■ Data shown
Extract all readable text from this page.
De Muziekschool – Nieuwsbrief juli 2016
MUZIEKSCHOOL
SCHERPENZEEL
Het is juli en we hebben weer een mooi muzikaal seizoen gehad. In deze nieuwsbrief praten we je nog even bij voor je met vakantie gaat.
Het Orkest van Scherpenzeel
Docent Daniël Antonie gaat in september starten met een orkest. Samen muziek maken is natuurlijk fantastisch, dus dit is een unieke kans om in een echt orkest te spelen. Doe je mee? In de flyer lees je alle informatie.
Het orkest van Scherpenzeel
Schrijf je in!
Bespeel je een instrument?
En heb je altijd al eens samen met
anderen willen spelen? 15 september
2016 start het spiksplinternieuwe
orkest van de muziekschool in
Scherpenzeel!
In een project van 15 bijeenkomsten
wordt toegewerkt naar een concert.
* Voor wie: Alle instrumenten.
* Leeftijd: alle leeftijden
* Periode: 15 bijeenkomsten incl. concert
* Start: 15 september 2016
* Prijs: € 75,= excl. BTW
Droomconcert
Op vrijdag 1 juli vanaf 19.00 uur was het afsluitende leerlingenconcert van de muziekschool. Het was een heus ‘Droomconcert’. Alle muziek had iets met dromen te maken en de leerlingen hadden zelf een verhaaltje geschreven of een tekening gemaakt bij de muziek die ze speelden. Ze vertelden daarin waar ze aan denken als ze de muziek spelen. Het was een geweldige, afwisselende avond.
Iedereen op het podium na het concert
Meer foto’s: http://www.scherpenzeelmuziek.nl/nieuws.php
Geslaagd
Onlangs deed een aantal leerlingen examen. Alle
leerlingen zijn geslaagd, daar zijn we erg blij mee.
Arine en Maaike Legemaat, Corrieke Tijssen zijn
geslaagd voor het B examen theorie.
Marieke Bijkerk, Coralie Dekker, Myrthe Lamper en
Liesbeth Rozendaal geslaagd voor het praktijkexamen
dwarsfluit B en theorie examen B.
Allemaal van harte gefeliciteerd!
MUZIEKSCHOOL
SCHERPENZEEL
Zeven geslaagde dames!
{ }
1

■ Problem requirements
Report only the number of lines that hold the string "zijn" in this listing.

■ Task solution
2